Identify each line below containing the string "uino" and copy it.

- [Excerpted data]
= = = = = = =
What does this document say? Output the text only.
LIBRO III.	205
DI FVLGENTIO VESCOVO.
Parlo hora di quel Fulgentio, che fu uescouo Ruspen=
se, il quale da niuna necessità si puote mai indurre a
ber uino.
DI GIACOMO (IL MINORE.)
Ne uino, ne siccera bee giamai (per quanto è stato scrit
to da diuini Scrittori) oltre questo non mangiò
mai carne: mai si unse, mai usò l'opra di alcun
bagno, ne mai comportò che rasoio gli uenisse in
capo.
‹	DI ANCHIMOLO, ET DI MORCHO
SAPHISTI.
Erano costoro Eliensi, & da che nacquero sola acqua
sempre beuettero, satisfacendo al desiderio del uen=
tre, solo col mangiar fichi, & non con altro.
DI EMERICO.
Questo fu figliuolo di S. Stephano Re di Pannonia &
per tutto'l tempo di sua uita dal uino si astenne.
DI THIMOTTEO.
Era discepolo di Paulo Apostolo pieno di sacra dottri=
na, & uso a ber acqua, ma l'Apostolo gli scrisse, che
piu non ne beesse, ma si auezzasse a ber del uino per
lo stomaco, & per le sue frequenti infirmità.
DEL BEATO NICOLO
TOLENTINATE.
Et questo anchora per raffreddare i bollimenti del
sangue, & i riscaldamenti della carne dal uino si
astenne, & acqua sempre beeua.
= = = = = = =
- [Solved problem]
ber uino.
Ne uino, ne siccera bee giamai (per quanto è stato scrit
per tutto'l tempo di sua uita dal uino si astenne.
piu non ne beesse, ma si auezzasse a ber del uino per
sangue, & i riscaldamenti della carne dal uino si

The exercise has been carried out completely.